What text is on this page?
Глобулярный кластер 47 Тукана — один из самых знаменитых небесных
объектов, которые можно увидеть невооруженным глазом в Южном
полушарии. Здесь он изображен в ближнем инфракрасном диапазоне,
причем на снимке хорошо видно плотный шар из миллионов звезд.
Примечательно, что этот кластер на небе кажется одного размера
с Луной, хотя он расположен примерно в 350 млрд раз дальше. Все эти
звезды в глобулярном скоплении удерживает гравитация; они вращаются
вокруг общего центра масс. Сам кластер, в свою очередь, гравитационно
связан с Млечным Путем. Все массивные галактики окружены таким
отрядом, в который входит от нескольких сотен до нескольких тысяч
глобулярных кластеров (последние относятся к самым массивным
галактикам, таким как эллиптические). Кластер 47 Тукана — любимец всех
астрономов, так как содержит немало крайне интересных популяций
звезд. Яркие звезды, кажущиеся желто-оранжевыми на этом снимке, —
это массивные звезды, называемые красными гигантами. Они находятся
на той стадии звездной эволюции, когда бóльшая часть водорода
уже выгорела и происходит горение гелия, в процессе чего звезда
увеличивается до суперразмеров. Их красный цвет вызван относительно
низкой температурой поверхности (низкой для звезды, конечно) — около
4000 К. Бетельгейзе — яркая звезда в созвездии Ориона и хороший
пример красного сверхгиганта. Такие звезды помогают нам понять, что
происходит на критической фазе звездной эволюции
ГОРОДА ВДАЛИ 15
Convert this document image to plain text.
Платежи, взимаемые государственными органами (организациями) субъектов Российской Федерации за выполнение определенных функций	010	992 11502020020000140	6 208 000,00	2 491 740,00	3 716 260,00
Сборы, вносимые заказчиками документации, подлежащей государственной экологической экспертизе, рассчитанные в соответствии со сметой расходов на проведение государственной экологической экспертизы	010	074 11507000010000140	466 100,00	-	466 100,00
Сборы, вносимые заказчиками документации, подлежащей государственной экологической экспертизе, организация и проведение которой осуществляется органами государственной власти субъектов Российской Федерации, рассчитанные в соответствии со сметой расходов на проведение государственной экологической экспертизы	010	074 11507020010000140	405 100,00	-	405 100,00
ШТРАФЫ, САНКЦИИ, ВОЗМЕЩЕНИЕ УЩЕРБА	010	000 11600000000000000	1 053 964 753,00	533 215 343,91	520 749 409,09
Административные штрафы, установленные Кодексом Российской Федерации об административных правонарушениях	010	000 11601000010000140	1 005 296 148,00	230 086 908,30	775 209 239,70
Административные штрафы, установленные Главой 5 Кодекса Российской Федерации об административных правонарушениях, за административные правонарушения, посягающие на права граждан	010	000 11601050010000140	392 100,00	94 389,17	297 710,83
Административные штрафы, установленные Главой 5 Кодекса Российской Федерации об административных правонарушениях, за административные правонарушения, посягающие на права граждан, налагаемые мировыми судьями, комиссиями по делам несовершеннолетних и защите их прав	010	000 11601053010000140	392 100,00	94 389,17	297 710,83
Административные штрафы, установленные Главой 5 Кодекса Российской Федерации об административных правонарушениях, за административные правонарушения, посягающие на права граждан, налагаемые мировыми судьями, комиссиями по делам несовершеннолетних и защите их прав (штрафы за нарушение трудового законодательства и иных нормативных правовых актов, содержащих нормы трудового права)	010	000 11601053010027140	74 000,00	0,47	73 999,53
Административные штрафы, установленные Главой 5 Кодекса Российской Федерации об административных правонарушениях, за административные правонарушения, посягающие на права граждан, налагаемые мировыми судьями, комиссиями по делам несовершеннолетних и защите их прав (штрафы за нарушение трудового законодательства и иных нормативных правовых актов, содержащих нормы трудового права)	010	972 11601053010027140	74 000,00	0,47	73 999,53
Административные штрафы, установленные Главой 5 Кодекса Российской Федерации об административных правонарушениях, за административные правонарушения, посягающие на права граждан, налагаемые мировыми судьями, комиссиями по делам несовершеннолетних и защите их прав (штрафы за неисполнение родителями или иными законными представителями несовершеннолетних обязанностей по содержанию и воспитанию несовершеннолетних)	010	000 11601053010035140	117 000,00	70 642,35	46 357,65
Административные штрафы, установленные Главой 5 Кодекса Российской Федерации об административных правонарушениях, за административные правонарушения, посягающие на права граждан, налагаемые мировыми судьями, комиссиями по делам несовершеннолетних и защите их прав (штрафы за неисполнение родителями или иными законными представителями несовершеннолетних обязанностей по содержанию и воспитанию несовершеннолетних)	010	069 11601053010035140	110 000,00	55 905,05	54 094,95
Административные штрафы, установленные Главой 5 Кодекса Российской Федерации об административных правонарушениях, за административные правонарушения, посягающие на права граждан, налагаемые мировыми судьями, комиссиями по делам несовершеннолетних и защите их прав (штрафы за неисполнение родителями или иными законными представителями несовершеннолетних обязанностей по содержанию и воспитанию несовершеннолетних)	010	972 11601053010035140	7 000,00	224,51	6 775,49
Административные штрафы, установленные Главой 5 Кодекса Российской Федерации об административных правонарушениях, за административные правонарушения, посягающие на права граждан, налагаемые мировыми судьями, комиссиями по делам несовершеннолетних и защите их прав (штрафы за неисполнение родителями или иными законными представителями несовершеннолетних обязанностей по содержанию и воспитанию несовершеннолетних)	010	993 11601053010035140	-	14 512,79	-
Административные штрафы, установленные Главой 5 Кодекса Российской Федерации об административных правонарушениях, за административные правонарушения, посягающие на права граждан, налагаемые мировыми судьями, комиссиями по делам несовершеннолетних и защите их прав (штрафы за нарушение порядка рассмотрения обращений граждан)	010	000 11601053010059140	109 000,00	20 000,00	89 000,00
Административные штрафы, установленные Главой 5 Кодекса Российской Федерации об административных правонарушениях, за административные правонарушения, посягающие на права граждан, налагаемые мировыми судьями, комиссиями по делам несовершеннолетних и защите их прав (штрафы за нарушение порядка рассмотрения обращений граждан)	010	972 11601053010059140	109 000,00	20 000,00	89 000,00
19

☆ ☆ ☆ ☆

From the first line to the last, please quote the material above exactly.

What text is on this page?
Глобулярный кластер 47 Тукана — один из самых знаменитых небесных
объектов, которые можно увидеть невооруженным глазом в Южном
полушарии. Здесь он изображен в ближнем инфракрасном диапазоне,
причем на снимке хорошо видно плотный шар из миллионов звезд.
Примечательно, что этот кластер на небе кажется одного размера
с Луной, хотя он расположен примерно в 350 млрд раз дальше. Все эти
звезды в глобулярном скоплении удерживает гравитация; они вращаются
вокруг общего центра масс. Сам кластер, в свою очередь, гравитационно
связан с Млечным Путем. Все массивные галактики окружены таким
отрядом, в который входит от нескольких сотен до нескольких тысяч
глобулярных кластеров (последние относятся к самым массивным
галактикам, таким как эллиптические). Кластер 47 Тукана — любимец всех
астрономов, так как содержит немало крайне интересных популяций
звезд. Яркие звезды, кажущиеся желто-оранжевыми на этом снимке, —
это массивные звезды, называемые красными гигантами. Они находятся
на той стадии звездной эволюции, когда бóльшая часть водорода
уже выгорела и происходит горение гелия, в процессе чего звезда
увеличивается до суперразмеров. Их красный цвет вызван относительно
низкой температурой поверхности (низкой для звезды, конечно) — около
4000 К. Бетельгейзе — яркая звезда в созвездии Ориона и хороший
пример красного сверхгиганта. Такие звезды помогают нам понять, что
происходит на критической фазе звездной эволюции
ГОРОДА ВДАЛИ 15
Convert this document image to plain text.
Платежи, взимаемые государственными органами (организациями) субъектов Российской Федерации за выполнение определенных функций	010	992 11502020020000140	6 208 000,00	2 491 740,00	3 716 260,00
Сборы, вносимые заказчиками документации, подлежащей государственной экологической экспертизе, рассчитанные в соответствии со сметой расходов на проведение государственной экологической экспертизы	010	074 11507000010000140	466 100,00	-	466 100,00
Сборы, вносимые заказчиками документации, подлежащей государственной экологической экспертизе, организация и проведение которой осуществляется органами государственной власти субъектов Российской Федерации, рассчитанные в соответствии со сметой расходов на проведение государственной экологической экспертизы	010	074 11507020010000140	405 100,00	-	405 100,00
ШТРАФЫ, САНКЦИИ, ВОЗМЕЩЕНИЕ УЩЕРБА	010	000 11600000000000000	1 053 964 753,00	533 215 343,91	520 749 409,09
Административные штрафы, установленные Кодексом Российской Федерации об административных правонарушениях	010	000 11601000010000140	1 005 296 148,00	230 086 908,30	775 209 239,70
Административные штрафы, установленные Главой 5 Кодекса Российской Федерации об административных правонарушениях, за административные правонарушения, посягающие на права граждан	010	000 11601050010000140	392 100,00	94 389,17	297 710,83
Административные штрафы, установленные Главой 5 Кодекса Российской Федерации об административных правонарушениях, за административные правонарушения, посягающие на права граждан, налагаемые мировыми судьями, комиссиями по делам несовершеннолетних и защите их прав	010	000 11601053010000140	392 100,00	94 389,17	297 710,83
Административные штрафы, установленные Главой 5 Кодекса Российской Федерации об административных правонарушениях, за административные правонарушения, посягающие на права граждан, налагаемые мировыми судьями, комиссиями по делам несовершеннолетних и защите их прав (штрафы за нарушение трудового законодательства и иных нормативных правовых актов, содержащих нормы трудового права)	010	000 11601053010027140	74 000,00	0,47	73 999,53
Административные штрафы, установленные Главой 5 Кодекса Российской Федерации об административных правонарушениях, за административные правонарушения, посягающие на права граждан, налагаемые мировыми судьями, комиссиями по делам несовершеннолетних и защите их прав (штрафы за нарушение трудового законодательства и иных нормативных правовых актов, содержащих нормы трудового права)	010	972 11601053010027140	74 000,00	0,47	73 999,53
Административные штрафы, установленные Главой 5 Кодекса Российской Федерации об административных правонарушениях, за административные правонарушения, посягающие на права граждан, налагаемые мировыми судьями, комиссиями по делам несовершеннолетних и защите их прав (штрафы за неисполнение родителями или иными законными представителями несовершеннолетних обязанностей по содержанию и воспитанию несовершеннолетних)	010	000 11601053010035140	117 000,00	70 642,35	46 357,65
Административные штрафы, установленные Главой 5 Кодекса Российской Федерации об административных правонарушениях, за административные правонарушения, посягающие на права граждан, налагаемые мировыми судьями, комиссиями по делам несовершеннолетних и защите их прав (штрафы за неисполнение родителями или иными законными представителями несовершеннолетних обязанностей по содержанию и воспитанию несовершеннолетних)	010	069 11601053010035140	110 000,00	55 905,05	54 094,95
Административные штрафы, установленные Главой 5 Кодекса Российской Федерации об административных правонарушениях, за административные правонарушения, посягающие на права граждан, налагаемые мировыми судьями, комиссиями по делам несовершеннолетних и защите их прав (штрафы за неисполнение родителями или иными законными представителями несовершеннолетних обязанностей по содержанию и воспитанию несовершеннолетних)	010	972 11601053010035140	7 000,00	224,51	6 775,49
Административные штрафы, установленные Главой 5 Кодекса Российской Федерации об административных правонарушениях, за административные правонарушения, посягающие на права граждан, налагаемые мировыми судьями, комиссиями по делам несовершеннолетних и защите их прав (штрафы за неисполнение родителями или иными законными представителями несовершеннолетних обязанностей по содержанию и воспитанию несовершеннолетних)	010	993 11601053010035140	-	14 512,79	-
Административные штрафы, установленные Главой 5 Кодекса Российской Федерации об административных правонарушениях, за административные правонарушения, посягающие на права граждан, налагаемые мировыми судьями, комиссиями по делам несовершеннолетних и защите их прав (штрафы за нарушение порядка рассмотрения обращений граждан)	010	000 11601053010059140	109 000,00	20 000,00	89 000,00
Административные штрафы, установленные Главой 5 Кодекса Российской Федерации об административных правонарушениях, за административные правонарушения, посягающие на права граждан, налагаемые мировыми судьями, комиссиями по делам несовершеннолетних и защите их прав (штрафы за нарушение порядка рассмотрения обращений граждан)	010	972 11601053010059140	109 000,00	20 000,00	89 000,00
19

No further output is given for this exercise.